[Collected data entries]
══════════════════════════════

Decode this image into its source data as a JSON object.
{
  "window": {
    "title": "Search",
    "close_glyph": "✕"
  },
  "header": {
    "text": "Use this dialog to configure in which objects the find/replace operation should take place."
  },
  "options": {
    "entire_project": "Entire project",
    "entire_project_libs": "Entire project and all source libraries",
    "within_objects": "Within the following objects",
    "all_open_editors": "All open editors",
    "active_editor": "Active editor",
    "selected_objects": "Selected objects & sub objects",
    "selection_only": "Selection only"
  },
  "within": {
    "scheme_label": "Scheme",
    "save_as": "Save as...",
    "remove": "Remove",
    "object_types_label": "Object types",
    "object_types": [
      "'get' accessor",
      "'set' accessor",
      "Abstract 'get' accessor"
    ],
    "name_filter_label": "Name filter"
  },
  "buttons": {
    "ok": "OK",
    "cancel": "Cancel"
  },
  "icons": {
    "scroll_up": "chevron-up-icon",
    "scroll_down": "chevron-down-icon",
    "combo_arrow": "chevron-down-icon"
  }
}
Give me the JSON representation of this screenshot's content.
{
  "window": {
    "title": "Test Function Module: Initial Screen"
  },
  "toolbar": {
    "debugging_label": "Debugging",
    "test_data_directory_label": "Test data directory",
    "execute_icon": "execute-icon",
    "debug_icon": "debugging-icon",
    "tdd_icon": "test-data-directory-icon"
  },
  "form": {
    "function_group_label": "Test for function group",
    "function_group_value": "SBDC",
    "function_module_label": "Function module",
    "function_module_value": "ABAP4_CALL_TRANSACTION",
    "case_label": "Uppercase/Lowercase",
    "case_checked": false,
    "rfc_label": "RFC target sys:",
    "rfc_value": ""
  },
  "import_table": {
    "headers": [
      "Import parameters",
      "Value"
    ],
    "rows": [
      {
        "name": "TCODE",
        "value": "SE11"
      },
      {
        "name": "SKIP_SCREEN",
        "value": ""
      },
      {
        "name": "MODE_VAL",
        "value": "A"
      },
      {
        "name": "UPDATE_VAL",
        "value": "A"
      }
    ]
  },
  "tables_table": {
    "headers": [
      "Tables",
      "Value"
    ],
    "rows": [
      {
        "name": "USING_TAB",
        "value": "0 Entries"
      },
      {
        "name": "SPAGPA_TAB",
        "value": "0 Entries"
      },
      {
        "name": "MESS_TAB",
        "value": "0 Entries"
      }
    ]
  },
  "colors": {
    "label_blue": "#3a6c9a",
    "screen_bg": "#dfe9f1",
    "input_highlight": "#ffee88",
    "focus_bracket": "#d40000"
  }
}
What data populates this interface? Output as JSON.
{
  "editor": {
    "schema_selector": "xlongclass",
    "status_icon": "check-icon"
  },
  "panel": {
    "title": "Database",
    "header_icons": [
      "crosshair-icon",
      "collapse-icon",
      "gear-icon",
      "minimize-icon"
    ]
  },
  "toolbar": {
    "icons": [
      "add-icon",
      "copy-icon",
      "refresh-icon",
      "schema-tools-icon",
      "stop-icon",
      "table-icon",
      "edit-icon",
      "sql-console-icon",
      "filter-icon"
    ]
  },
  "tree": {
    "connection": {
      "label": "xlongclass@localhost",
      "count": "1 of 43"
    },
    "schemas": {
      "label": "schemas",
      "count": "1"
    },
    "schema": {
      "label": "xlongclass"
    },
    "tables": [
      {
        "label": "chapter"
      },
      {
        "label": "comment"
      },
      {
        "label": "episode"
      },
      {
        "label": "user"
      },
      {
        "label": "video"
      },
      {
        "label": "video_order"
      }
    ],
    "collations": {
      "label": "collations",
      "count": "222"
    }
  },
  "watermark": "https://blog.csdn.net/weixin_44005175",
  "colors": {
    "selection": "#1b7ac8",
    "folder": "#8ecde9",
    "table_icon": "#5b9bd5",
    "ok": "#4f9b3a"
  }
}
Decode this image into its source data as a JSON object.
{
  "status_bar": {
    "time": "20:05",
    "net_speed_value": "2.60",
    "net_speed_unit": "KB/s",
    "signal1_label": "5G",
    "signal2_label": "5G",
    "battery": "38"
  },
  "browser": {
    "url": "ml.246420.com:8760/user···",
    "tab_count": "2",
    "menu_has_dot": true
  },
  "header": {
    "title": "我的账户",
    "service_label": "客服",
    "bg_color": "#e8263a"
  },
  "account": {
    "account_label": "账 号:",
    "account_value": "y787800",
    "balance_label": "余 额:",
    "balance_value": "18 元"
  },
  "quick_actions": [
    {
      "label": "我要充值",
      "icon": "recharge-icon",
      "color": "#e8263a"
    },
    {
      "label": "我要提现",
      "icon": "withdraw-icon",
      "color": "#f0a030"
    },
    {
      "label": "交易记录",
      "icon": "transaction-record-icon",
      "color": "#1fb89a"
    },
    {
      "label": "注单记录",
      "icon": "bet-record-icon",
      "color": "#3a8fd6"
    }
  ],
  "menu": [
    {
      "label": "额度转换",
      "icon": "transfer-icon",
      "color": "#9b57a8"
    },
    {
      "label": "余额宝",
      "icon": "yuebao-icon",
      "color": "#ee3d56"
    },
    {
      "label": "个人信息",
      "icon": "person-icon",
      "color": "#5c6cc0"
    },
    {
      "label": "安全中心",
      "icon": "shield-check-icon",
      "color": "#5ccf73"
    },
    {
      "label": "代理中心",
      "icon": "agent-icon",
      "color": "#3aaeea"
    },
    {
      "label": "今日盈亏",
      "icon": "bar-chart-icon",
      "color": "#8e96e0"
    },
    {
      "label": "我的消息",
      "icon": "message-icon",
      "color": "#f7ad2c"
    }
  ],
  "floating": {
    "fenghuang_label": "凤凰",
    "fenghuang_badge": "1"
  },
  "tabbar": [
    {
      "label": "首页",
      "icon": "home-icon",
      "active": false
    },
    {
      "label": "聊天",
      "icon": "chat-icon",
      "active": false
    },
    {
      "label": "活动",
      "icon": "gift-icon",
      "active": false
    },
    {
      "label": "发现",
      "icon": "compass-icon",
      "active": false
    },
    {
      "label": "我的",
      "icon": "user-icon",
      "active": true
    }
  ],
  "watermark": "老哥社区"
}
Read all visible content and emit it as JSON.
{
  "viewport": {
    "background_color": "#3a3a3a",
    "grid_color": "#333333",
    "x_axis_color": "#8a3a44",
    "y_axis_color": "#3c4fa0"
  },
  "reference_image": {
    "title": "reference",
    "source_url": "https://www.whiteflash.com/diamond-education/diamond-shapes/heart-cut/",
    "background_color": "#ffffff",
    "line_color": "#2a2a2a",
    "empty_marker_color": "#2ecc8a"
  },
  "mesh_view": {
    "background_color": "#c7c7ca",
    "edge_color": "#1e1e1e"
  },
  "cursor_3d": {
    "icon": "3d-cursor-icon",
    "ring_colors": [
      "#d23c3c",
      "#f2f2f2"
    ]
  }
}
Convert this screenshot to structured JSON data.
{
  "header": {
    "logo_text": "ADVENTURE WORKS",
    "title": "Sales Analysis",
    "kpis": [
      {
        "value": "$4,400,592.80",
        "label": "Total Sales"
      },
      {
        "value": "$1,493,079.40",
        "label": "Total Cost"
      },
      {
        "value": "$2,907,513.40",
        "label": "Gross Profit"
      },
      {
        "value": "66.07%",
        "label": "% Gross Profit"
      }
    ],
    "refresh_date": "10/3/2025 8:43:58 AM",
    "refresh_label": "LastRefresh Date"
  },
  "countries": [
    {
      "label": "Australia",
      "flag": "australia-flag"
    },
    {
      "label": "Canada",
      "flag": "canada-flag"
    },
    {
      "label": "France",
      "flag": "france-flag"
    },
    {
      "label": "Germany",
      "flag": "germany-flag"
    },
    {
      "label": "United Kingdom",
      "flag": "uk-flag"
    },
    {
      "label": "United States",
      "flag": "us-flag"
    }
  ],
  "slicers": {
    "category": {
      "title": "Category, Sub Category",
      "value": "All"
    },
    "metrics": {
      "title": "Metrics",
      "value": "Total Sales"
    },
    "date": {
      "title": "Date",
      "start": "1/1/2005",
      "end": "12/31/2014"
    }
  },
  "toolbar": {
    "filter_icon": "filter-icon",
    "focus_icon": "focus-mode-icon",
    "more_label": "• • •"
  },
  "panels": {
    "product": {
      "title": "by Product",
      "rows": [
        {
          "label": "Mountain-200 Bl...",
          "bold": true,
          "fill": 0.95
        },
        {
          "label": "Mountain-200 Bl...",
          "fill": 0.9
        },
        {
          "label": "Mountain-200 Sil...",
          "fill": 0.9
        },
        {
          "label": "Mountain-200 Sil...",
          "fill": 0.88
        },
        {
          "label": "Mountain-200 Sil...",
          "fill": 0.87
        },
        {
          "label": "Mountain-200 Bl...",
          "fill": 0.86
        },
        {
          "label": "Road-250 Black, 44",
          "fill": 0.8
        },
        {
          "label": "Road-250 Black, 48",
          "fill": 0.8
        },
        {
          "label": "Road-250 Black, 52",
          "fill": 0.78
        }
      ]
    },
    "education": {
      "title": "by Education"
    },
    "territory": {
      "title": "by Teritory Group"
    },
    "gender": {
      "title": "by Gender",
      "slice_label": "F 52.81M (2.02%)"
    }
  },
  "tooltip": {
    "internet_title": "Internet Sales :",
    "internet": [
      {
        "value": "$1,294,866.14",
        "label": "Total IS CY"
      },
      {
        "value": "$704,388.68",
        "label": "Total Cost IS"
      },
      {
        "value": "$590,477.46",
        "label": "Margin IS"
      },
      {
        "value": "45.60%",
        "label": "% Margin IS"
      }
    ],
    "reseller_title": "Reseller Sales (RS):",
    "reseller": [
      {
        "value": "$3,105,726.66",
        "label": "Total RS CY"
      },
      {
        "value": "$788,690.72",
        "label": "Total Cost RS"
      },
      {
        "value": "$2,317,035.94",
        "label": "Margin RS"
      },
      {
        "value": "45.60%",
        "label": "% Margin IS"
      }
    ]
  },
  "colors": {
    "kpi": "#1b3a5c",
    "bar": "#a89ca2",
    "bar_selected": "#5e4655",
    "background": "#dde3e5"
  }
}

══════════════════════════════

### [Aim]
In the lines above, locate the string "screenshot". Copy every line where it occurs.

### [The completed task]
Give me the JSON representation of this screenshot's content.
Convert this screenshot to structured JSON data.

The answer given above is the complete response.